Problems to work on:
A - Does the forum thread below on using a DPSP under the Home Buyer Plan agree with each statement: (i) the DPSP amounts are described as vested, (ii) MoneyGal reads the CRA site as allowing withdrawals from DPSPs, (iii) Traciatim is confident the CRA agent understood the question? For each, answer yes or no and quote the thread's deciding words.
B - How would the forum thread on RRSP and DPSP withdrawals under the Home Buyer Plan go on? Extend it from the point after its last post.

Source:
# RRSP and DPSP - Home Buyer Plan



## Traciatim (Apr 3, 2009)

My employer provides a company matched DPSP as part of their retirement package and a co-worker wants to participate in the Home Buyer Plan to borrow funds from their RRSP. The amounts in the DPSP are vested and should be able to be moved but I can't find anything online that states rules around DPSP withdrawals around the Home buyer plan.

I'm fairly certain that I used funds from my DPSP under the home buyer plan a few years back, but can't recall if I had to pay tax on the amount withdrawn or if it all fell under the home buyer plan . . . does anyone know where to find this information for sure?


----------



## MoneyGal (Apr 24, 2009)

From my read of the CRA site, it's pretty clear that withdrawals are limited to RRSPs. 

Here's the Home Buyer's Plan guide: 

http://www.cra-arc.gc.ca/E/pub/tg/rc4135/rc4135-e.html#P306_28865

And here's the RRSP withdrawal form: 

http://www.cra-arc.gc.ca/E/pbg/tf/t1036/t1036-10e.pdf

However, you could also phone CRA (or have this person phone CRA) to ask questions of a representative directly.


----------



## Traciatim (Apr 3, 2009)

That's what I thought as well by the reading material, but I know for sure that I used the DPSP previously (2007) to buy my own home, and when I called the CRA they advised that as long as it's an RRSP plan and not in nay type of locked in plans it would be eligible. However I'm not sure if the agent I was talking to understood my question, even though I tried to ask it multiple times in different ways.

Provided data:
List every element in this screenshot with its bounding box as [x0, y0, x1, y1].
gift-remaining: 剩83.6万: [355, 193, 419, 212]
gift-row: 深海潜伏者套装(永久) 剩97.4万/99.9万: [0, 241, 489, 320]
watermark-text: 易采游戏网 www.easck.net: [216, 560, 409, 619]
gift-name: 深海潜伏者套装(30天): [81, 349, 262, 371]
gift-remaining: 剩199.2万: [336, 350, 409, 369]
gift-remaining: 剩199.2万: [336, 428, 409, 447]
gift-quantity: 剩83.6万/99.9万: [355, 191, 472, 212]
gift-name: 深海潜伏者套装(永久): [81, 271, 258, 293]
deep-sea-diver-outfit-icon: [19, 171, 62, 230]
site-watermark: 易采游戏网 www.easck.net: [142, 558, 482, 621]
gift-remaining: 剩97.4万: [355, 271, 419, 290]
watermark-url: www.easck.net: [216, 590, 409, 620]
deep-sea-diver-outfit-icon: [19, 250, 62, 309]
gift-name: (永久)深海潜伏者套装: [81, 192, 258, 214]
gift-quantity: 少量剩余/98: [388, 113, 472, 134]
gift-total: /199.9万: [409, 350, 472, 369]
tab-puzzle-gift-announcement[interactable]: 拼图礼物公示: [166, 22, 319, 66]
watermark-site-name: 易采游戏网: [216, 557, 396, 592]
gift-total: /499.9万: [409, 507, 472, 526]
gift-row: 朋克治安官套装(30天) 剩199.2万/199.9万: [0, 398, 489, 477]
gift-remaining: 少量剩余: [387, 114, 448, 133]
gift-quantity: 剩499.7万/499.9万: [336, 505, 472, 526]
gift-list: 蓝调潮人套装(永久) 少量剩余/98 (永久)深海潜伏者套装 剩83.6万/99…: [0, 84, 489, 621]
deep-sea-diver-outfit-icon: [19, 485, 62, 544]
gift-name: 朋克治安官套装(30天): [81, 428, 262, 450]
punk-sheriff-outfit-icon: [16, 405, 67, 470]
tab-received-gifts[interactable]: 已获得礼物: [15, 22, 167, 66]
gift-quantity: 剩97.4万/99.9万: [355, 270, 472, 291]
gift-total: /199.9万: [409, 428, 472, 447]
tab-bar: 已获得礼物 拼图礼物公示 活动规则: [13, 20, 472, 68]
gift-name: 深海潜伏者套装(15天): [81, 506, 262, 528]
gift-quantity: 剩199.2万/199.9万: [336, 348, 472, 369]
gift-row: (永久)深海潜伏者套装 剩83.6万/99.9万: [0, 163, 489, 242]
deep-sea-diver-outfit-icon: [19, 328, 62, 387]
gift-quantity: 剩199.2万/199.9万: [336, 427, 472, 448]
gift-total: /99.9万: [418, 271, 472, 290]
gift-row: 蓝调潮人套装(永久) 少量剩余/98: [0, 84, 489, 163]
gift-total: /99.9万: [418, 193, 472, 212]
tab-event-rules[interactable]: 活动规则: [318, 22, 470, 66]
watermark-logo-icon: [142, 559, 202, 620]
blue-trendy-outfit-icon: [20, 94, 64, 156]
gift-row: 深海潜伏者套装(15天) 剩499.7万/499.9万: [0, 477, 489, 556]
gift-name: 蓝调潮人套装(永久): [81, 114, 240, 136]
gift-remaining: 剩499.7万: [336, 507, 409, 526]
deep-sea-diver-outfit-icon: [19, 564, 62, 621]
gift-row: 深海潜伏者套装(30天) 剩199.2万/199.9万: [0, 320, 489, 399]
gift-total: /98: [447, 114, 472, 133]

Response list:
A -
(i) Yes: "The amounts in the DPSP are vested"
(ii) No: "it's pretty clear that withdrawals are limited to RRSPs"
(iii) No: "I'm not sure if the agent I was talking to understood my question"

B -
I also have an inquiry in with my RRSP provider and our HR department, but I'm not certain I'll get a straight answer out of any of them. One of the other people I talked to who has used the plan said they were charged taxes on the DPSP portions during their process but I don't recall ever having to pay them when I made my own withdrawal a few years back. 

I wish things were simple


----------



## Traciatim (Apr 3, 2009)

Just in case anyone else is searching, the DPSP portion is not eligible under the HBP.

The reason I thought I used my whole portion was I purchased my house near the time my company switched from company matched RRSP to a company matched RRSP/DPSP combination, so most of my money was actually in an RRSP at the time.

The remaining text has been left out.